# Given exercise:
Repeat every line of the listing below exactly, minus the pictures.

# Data supplied:
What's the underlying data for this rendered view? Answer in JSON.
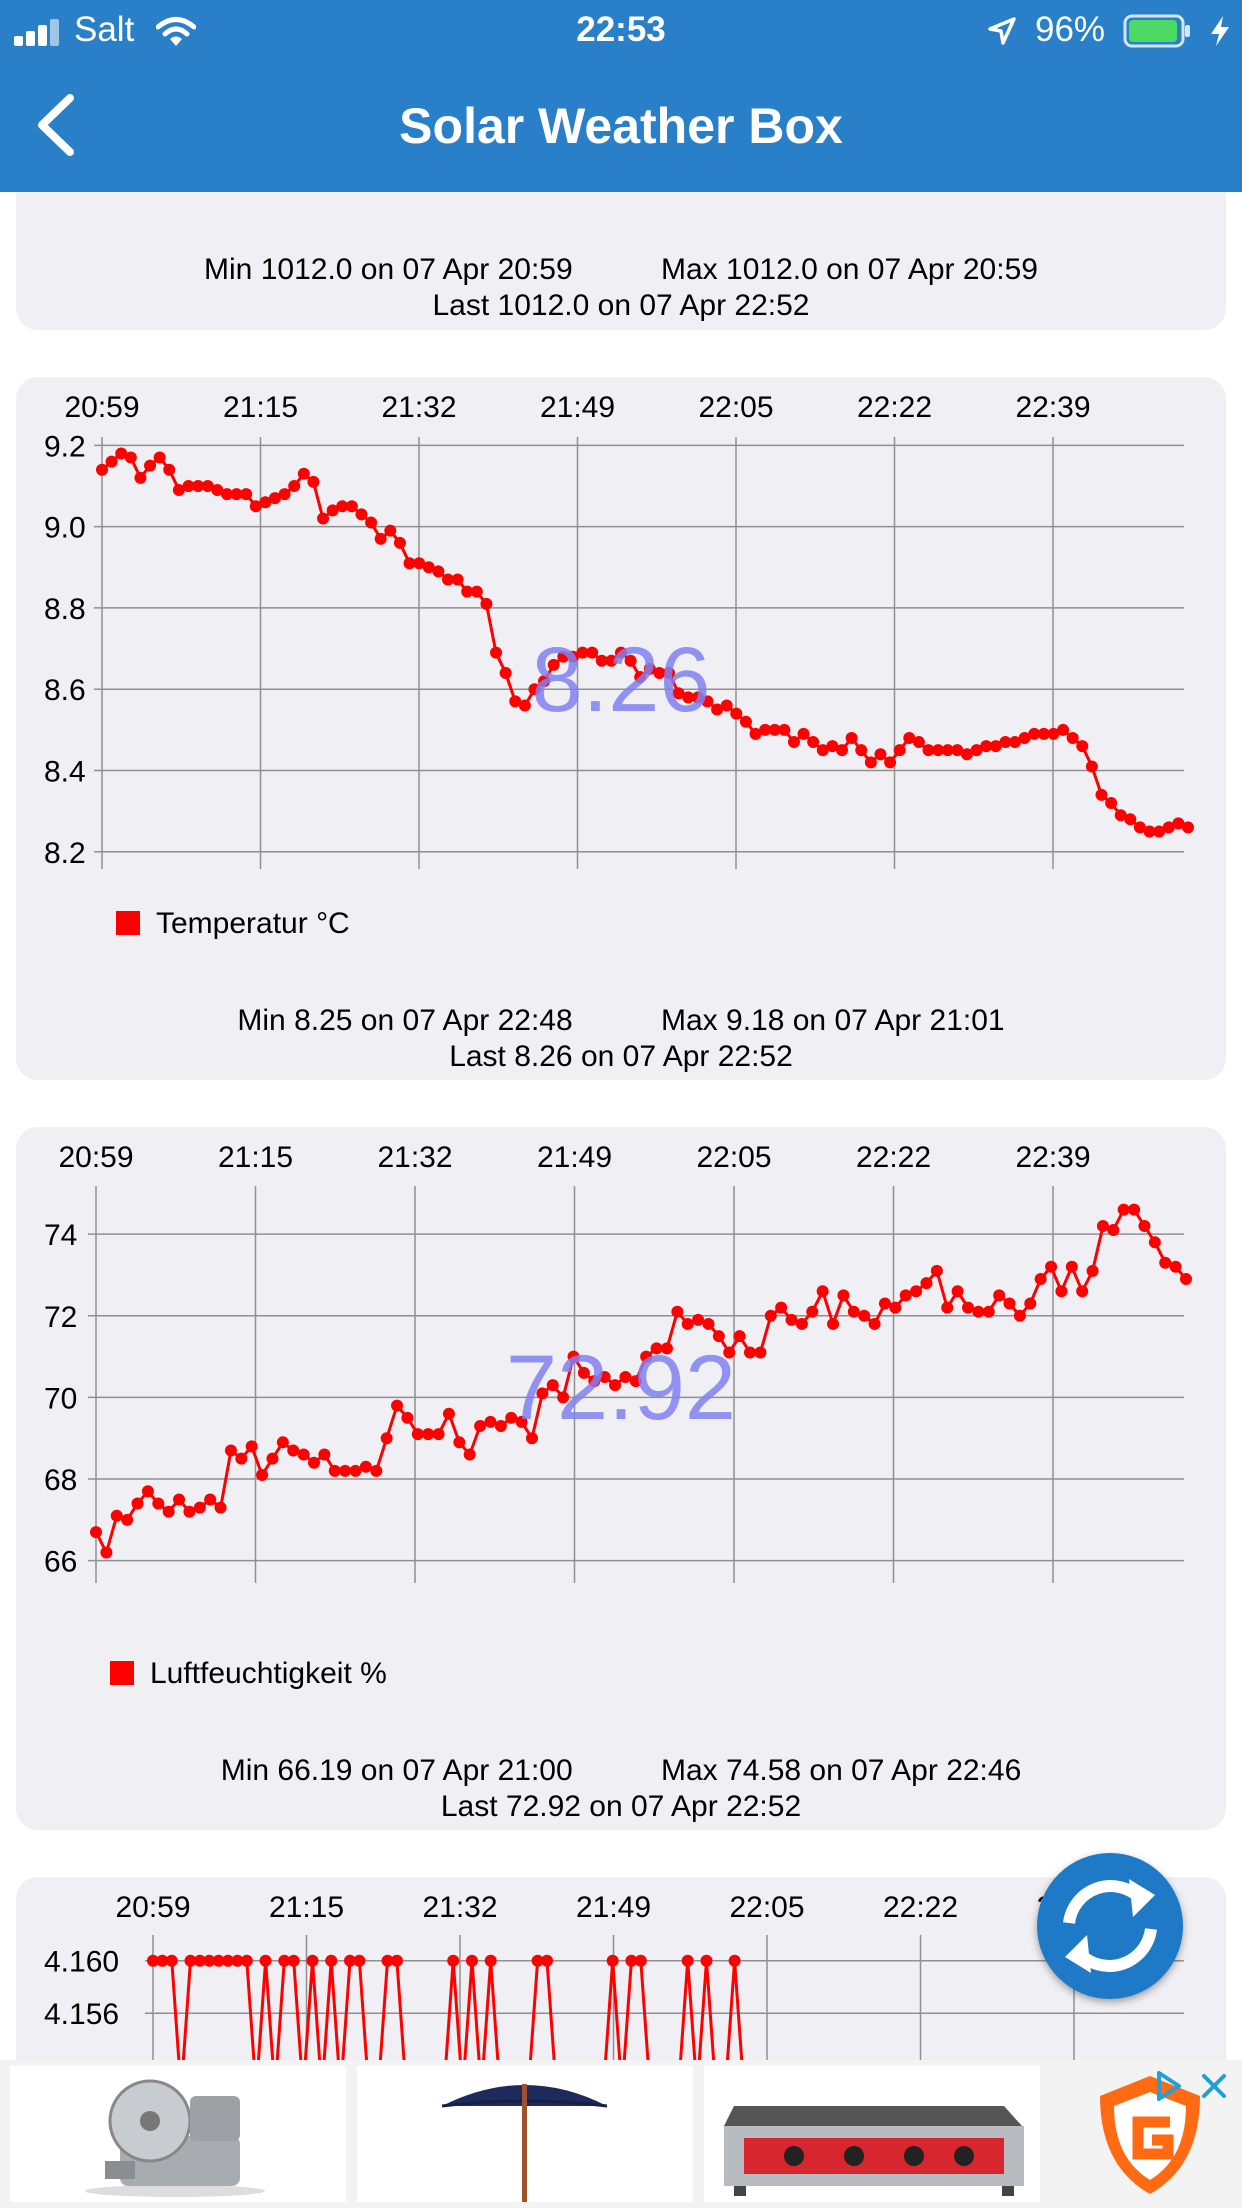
{
  "status_bar": {
    "carrier": "Salt",
    "time": "22:53",
    "battery_percent": "96%",
    "icons": [
      "signal-icon",
      "wifi-icon",
      "location-arrow-icon",
      "battery-icon",
      "charging-bolt-icon"
    ]
  },
  "nav": {
    "title": "Solar Weather Box",
    "back_icon": "chevron-left-icon"
  },
  "pressure_card": {
    "min": "Min 1012.0 on 07 Apr 20:59",
    "max": "Max 1012.0 on 07 Apr 20:59",
    "last": "Last 1012.0 on 07 Apr 22:52"
  },
  "temperature_card": {
    "time_ticks": [
      "20:59",
      "21:15",
      "21:32",
      "21:49",
      "22:05",
      "22:22",
      "22:39"
    ],
    "y_ticks": [
      "9.2",
      "9.0",
      "8.8",
      "8.6",
      "8.4",
      "8.2"
    ],
    "current_value": "8.26",
    "legend": "Temperatur °C",
    "min": "Min 8.25 on 07 Apr 22:48",
    "max": "Max 9.18 on 07 Apr 21:01",
    "last": "Last 8.26 on 07 Apr 22:52"
  },
  "humidity_card": {
    "time_ticks": [
      "20:59",
      "21:15",
      "21:32",
      "21:49",
      "22:05",
      "22:22",
      "22:39"
    ],
    "y_ticks": [
      "74",
      "72",
      "70",
      "68",
      "66"
    ],
    "current_value": "72.92",
    "legend": "Luftfeuchtigkeit %",
    "min": "Min 66.19 on 07 Apr 21:00",
    "max": "Max 74.58 on 07 Apr 22:46",
    "last": "Last 72.92 on 07 Apr 22:52"
  },
  "voltage_card": {
    "time_ticks": [
      "20:59",
      "21:15",
      "21:32",
      "21:49",
      "22:05",
      "22:22",
      "22:39"
    ],
    "y_ticks": [
      "4.160",
      "4.156"
    ]
  },
  "colors": {
    "bar": "#2a7fc9",
    "series": "#ff0000",
    "value_overlay": "#8080f0",
    "card": "#efeff4",
    "fab": "#1e79c7"
  },
  "fab_icon": "refresh-icon",
  "ads": {
    "tiles": [
      "meat-slicer-image",
      "parasol-image",
      "griddle-image"
    ],
    "logo": "g-shield-logo-icon",
    "adchoices_icon": "adchoices-icon",
    "close_icon": "close-icon"
  },
  "chart_data": [
    {
      "type": "line",
      "title": "",
      "x_axis_time_start": "20:59",
      "x_axis_time_end": "22:52",
      "series": [
        {
          "name": "Temperatur °C",
          "values": [
            9.14,
            9.16,
            9.18,
            9.17,
            9.12,
            9.15,
            9.17,
            9.14,
            9.09,
            9.1,
            9.1,
            9.1,
            9.09,
            9.08,
            9.08,
            9.08,
            9.05,
            9.06,
            9.07,
            9.08,
            9.1,
            9.13,
            9.11,
            9.02,
            9.04,
            9.05,
            9.05,
            9.03,
            9.01,
            8.97,
            8.99,
            8.96,
            8.91,
            8.91,
            8.9,
            8.89,
            8.87,
            8.87,
            8.84,
            8.84,
            8.81,
            8.69,
            8.64,
            8.57,
            8.56,
            8.6,
            8.62,
            8.66,
            8.68,
            8.68,
            8.69,
            8.69,
            8.67,
            8.67,
            8.69,
            8.67,
            8.63,
            8.65,
            8.64,
            8.64,
            8.59,
            8.58,
            8.58,
            8.57,
            8.55,
            8.56,
            8.54,
            8.52,
            8.49,
            8.5,
            8.5,
            8.5,
            8.47,
            8.49,
            8.47,
            8.45,
            8.46,
            8.45,
            8.48,
            8.45,
            8.42,
            8.44,
            8.42,
            8.45,
            8.48,
            8.47,
            8.45,
            8.45,
            8.45,
            8.45,
            8.44,
            8.45,
            8.46,
            8.46,
            8.47,
            8.47,
            8.48,
            8.49,
            8.49,
            8.49,
            8.5,
            8.48,
            8.46,
            8.41,
            8.34,
            8.32,
            8.29,
            8.28,
            8.26,
            8.25,
            8.25,
            8.26,
            8.27,
            8.26
          ]
        }
      ],
      "ylim": [
        8.17,
        9.25
      ],
      "y_ticks": [
        8.2,
        8.4,
        8.6,
        8.8,
        9.0,
        9.2
      ],
      "grid": true,
      "legend": "bottom-left"
    },
    {
      "type": "line",
      "title": "",
      "x_axis_time_start": "20:59",
      "x_axis_time_end": "22:52",
      "series": [
        {
          "name": "Luftfeuchtigkeit %",
          "values": [
            66.7,
            66.2,
            67.1,
            67.0,
            67.4,
            67.7,
            67.4,
            67.2,
            67.5,
            67.2,
            67.3,
            67.5,
            67.3,
            68.7,
            68.5,
            68.8,
            68.1,
            68.5,
            68.9,
            68.7,
            68.6,
            68.4,
            68.6,
            68.2,
            68.2,
            68.2,
            68.3,
            68.2,
            69.0,
            69.8,
            69.5,
            69.1,
            69.1,
            69.1,
            69.6,
            68.9,
            68.6,
            69.3,
            69.4,
            69.3,
            69.5,
            69.4,
            69.0,
            70.1,
            70.3,
            70.0,
            71.0,
            70.6,
            70.4,
            70.5,
            70.3,
            70.5,
            70.4,
            71.0,
            71.2,
            71.2,
            72.1,
            71.8,
            71.9,
            71.8,
            71.5,
            71.1,
            71.5,
            71.1,
            71.1,
            72.0,
            72.2,
            71.9,
            71.8,
            72.1,
            72.6,
            71.8,
            72.5,
            72.1,
            72.0,
            71.8,
            72.3,
            72.2,
            72.5,
            72.6,
            72.8,
            73.1,
            72.2,
            72.6,
            72.2,
            72.1,
            72.1,
            72.5,
            72.3,
            72.0,
            72.3,
            72.9,
            73.2,
            72.6,
            73.2,
            72.6,
            73.1,
            74.2,
            74.1,
            74.6,
            74.6,
            74.2,
            73.8,
            73.3,
            73.2,
            72.9
          ]
        }
      ],
      "ylim": [
        65.6,
        75.4
      ],
      "y_ticks": [
        66,
        68,
        70,
        72,
        74
      ],
      "grid": true,
      "legend": "bottom-left"
    },
    {
      "type": "line",
      "title": "",
      "x_axis_time_start": "20:59",
      "x_axis_time_end": "22:52",
      "series": [
        {
          "name": "",
          "values": [
            4.16,
            4.16,
            4.16,
            4.15,
            4.16,
            4.16,
            4.16,
            4.16,
            4.16,
            4.16,
            4.16,
            4.15,
            4.16,
            4.15,
            4.16,
            4.16,
            4.15,
            4.16,
            4.15,
            4.16,
            4.15,
            4.16,
            4.16,
            4.15,
            4.15,
            4.16,
            4.16,
            4.15,
            4.15,
            4.15,
            4.15,
            4.15,
            4.16,
            4.15,
            4.16,
            4.15,
            4.16,
            4.15,
            4.15,
            4.15,
            4.15,
            4.16,
            4.16,
            4.15,
            4.15,
            4.15,
            4.15,
            4.15,
            4.15,
            4.16,
            4.15,
            4.16,
            4.16,
            4.15,
            4.15,
            4.15,
            4.15,
            4.16,
            4.15,
            4.16,
            4.15,
            4.15,
            4.16,
            4.15
          ]
        }
      ],
      "ylim": [
        4.15,
        4.1615
      ],
      "y_ticks": [
        4.156,
        4.16
      ],
      "grid": true
    }
  ]
}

# Final result:
What's the underlying data for this rendered view? Answer in JSON.
{
  "status_bar": {
    "carrier": "Salt",
    "time": "22:53",
    "battery_percent": "96%",
    "icons": [
      "signal-icon",
      "wifi-icon",
      "location-arrow-icon",
      "battery-icon",
      "charging-bolt-icon"
    ]
  },
  "nav": {
    "title": "Solar Weather Box",
    "back_icon": "chevron-left-icon"
  },
  "pressure_card": {
    "min": "Min 1012.0 on 07 Apr 20:59",
    "max": "Max 1012.0 on 07 Apr 20:59",
    "last": "Last 1012.0 on 07 Apr 22:52"
  },
  "temperature_card": {
    "time_ticks": [
      "20:59",
      "21:15",
      "21:32",
      "21:49",
      "22:05",
      "22:22",
      "22:39"
    ],
    "y_ticks": [
      "9.2",
      "9.0",
      "8.8",
      "8.6",
      "8.4",
      "8.2"
    ],
    "current_value": "8.26",
    "legend": "Temperatur °C",
    "min": "Min 8.25 on 07 Apr 22:48",
    "max": "Max 9.18 on 07 Apr 21:01",
    "last": "Last 8.26 on 07 Apr 22:52"
  },
  "humidity_card": {
    "time_ticks": [
      "20:59",
      "21:15",
      "21:32",
      "21:49",
      "22:05",
      "22:22",
      "22:39"
    ],
    "y_ticks": [
      "74",
      "72",
      "70",
      "68",
      "66"
    ],
    "current_value": "72.92",
    "legend": "Luftfeuchtigkeit %",
    "min": "Min 66.19 on 07 Apr 21:00",
    "max": "Max 74.58 on 07 Apr 22:46",
    "last": "Last 72.92 on 07 Apr 22:52"
  },
  "voltage_card": {
    "time_ticks": [
      "20:59",
      "21:15",
      "21:32",
      "21:49",
      "22:05",
      "22:22",
      "22:39"
    ],
    "y_ticks": [
      "4.160",
      "4.156"
    ]
  },
  "colors": {
    "bar": "#2a7fc9",
    "series": "#ff0000",
    "value_overlay": "#8080f0",
    "card": "#efeff4",
    "fab": "#1e79c7"
  },
  "fab_icon": "refresh-icon",
  "ads": {
    "tiles": [
      "meat-slicer-image",
      "parasol-image",
      "griddle-image"
    ],
    "logo": "g-shield-logo-icon",
    "adchoices_icon": "adchoices-icon",
    "close_icon": "close-icon"
  },
  "chart_data": [
    {
      "type": "line",
      "title": "",
      "x_axis_time_start": "20:59",
      "x_axis_time_end": "22:52",
      "series": [
        {
          "name": "Temperatur °C",
          "values": [
            9.14,
            9.16,
            9.18,
            9.17,
            9.12,
            9.15,
            9.17,
            9.14,
            9.09,
            9.1,
            9.1,
            9.1,
            9.09,
            9.08,
            9.08,
            9.08,
            9.05,
            9.06,
            9.07,
            9.08,
            9.1,
            9.13,
            9.11,
            9.02,
            9.04,
            9.05,
            9.05,
            9.03,
            9.01,
            8.97,
            8.99,
            8.96,
            8.91,
            8.91,
            8.9,
            8.89,
            8.87,
            8.87,
            8.84,
            8.84,
            8.81,
            8.69,
            8.64,
            8.57,
            8.56,
            8.6,
            8.62,
            8.66,
            8.68,
            8.68,
            8.69,
            8.69,
            8.67,
            8.67,
            8.69,
            8.67,
            8.63,
            8.65,
            8.64,
            8.64,
            8.59,
            8.58,
            8.58,
            8.57,
            8.55,
            8.56,
            8.54,
            8.52,
            8.49,
            8.5,
            8.5,
            8.5,
            8.47,
            8.49,
            8.47,
            8.45,
            8.46,
            8.45,
            8.48,
            8.45,
            8.42,
            8.44,
            8.42,
            8.45,
            8.48,
            8.47,
            8.45,
            8.45,
            8.45,
            8.45,
            8.44,
            8.45,
            8.46,
            8.46,
            8.47,
            8.47,
            8.48,
            8.49,
            8.49,
            8.49,
            8.5,
            8.48,
            8.46,
            8.41,
            8.34,
            8.32,
            8.29,
            8.28,
            8.26,
            8.25,
            8.25,
            8.26,
            8.27,
            8.26
          ]
        }
      ],
      "ylim": [
        8.17,
        9.25
      ],
      "y_ticks": [
        8.2,
        8.4,
        8.6,
        8.8,
        9.0,
        9.2
      ],
      "grid": true,
      "legend": "bottom-left"
    },
    {
      "type": "line",
      "title": "",
      "x_axis_time_start": "20:59",
      "x_axis_time_end": "22:52",
      "series": [
        {
          "name": "Luftfeuchtigkeit %",
          "values": [
            66.7,
            66.2,
            67.1,
            67.0,
            67.4,
            67.7,
            67.4,
            67.2,
            67.5,
            67.2,
            67.3,
            67.5,
            67.3,
            68.7,
            68.5,
            68.8,
            68.1,
            68.5,
            68.9,
            68.7,
            68.6,
            68.4,
            68.6,
            68.2,
            68.2,
            68.2,
            68.3,
            68.2,
            69.0,
            69.8,
            69.5,
            69.1,
            69.1,
            69.1,
            69.6,
            68.9,
            68.6,
            69.3,
            69.4,
            69.3,
            69.5,
            69.4,
            69.0,
            70.1,
            70.3,
            70.0,
            71.0,
            70.6,
            70.4,
            70.5,
            70.3,
            70.5,
            70.4,
            71.0,
            71.2,
            71.2,
            72.1,
            71.8,
            71.9,
            71.8,
            71.5,
            71.1,
            71.5,
            71.1,
            71.1,
            72.0,
            72.2,
            71.9,
            71.8,
            72.1,
            72.6,
            71.8,
            72.5,
            72.1,
            72.0,
            71.8,
            72.3,
            72.2,
            72.5,
            72.6,
            72.8,
            73.1,
            72.2,
            72.6,
            72.2,
            72.1,
            72.1,
            72.5,
            72.3,
            72.0,
            72.3,
            72.9,
            73.2,
            72.6,
            73.2,
            72.6,
            73.1,
            74.2,
            74.1,
            74.6,
            74.6,
            74.2,
            73.8,
            73.3,
            73.2,
            72.9
          ]
        }
      ],
      "ylim": [
        65.6,
        75.4
      ],
      "y_ticks": [
        66,
        68,
        70,
        72,
        74
      ],
      "grid": true,
      "legend": "bottom-left"
    },
    {
      "type": "line",
      "title": "",
      "x_axis_time_start": "20:59",
      "x_axis_time_end": "22:52",
      "series": [
        {
          "name": "",
          "values": [
            4.16,
            4.16,
            4.16,
            4.15,
            4.16,
            4.16,
            4.16,
            4.16,
            4.16,
            4.16,
            4.16,
            4.15,
            4.16,
            4.15,
            4.16,
            4.16,
            4.15,
            4.16,
            4.15,
            4.16,
            4.15,
            4.16,
            4.16,
            4.15,
            4.15,
            4.16,
            4.16,
            4.15,
            4.15,
            4.15,
            4.15,
            4.15,
            4.16,
            4.15,
            4.16,
            4.15,
            4.16,
            4.15,
            4.15,
            4.15,
            4.15,
            4.16,
            4.16,
            4.15,
            4.15,
            4.15,
            4.15,
            4.15,
            4.15,
            4.16,
            4.15,
            4.16,
            4.16,
            4.15,
            4.15,
            4.15,
            4.15,
            4.16,
            4.15,
            4.16,
            4.15,
            4.15,
            4.16,
            4.15
          ]
        }
      ],
      "ylim": [
        4.15,
        4.1615
      ],
      "y_ticks": [
        4.156,
        4.16
      ],
      "grid": true
    }
  ]
}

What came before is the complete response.